Any pictures in the records below should be skipped; write out everything else exactly.

## BEGIN Input

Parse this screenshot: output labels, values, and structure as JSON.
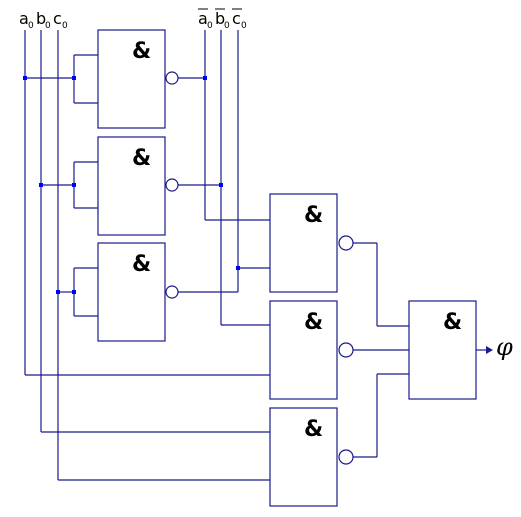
{
  "inputs_left": [
    {
      "name": "a",
      "sub": "0"
    },
    {
      "name": "b",
      "sub": "0"
    },
    {
      "name": "c",
      "sub": "0"
    }
  ],
  "inputs_right": [
    {
      "name": "a",
      "sub": "0"
    },
    {
      "name": "b",
      "sub": "0"
    },
    {
      "name": "c",
      "sub": "0"
    }
  ],
  "gate_symbol": "&",
  "output_label": "φ"
}
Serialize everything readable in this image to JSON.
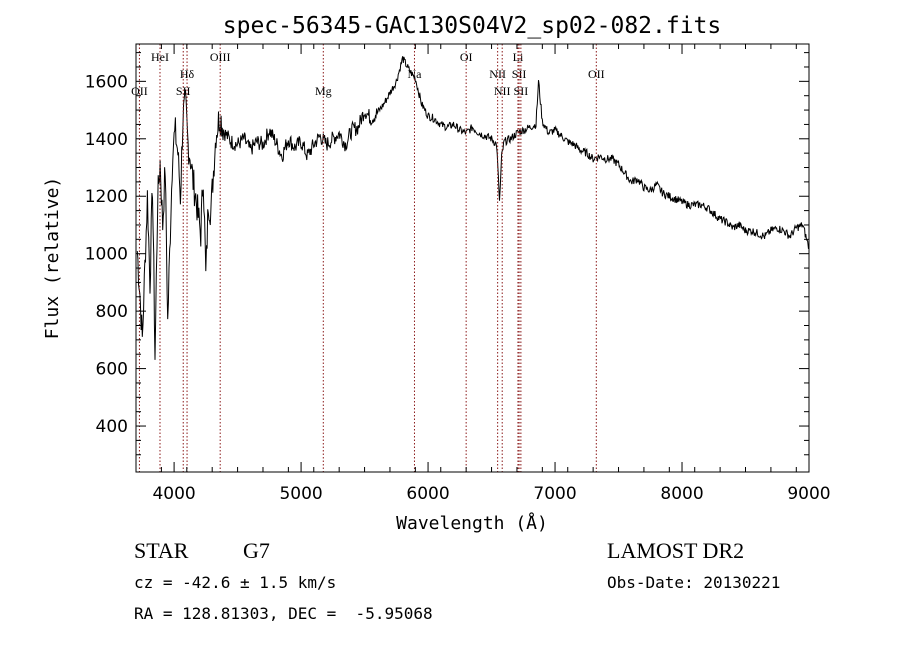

## END Input

The completed task:
Parse this screenshot: output labels, values, and structure as JSON.
{
  "inputs_left": [
    {
      "name": "a",
      "sub": "0"
    },
    {
      "name": "b",
      "sub": "0"
    },
    {
      "name": "c",
      "sub": "0"
    }
  ],
  "inputs_right": [
    {
      "name": "a",
      "sub": "0"
    },
    {
      "name": "b",
      "sub": "0"
    },
    {
      "name": "c",
      "sub": "0"
    }
  ],
  "gate_symbol": "&",
  "output_label": "φ"
}
Serialize everything readable in this image to JSON.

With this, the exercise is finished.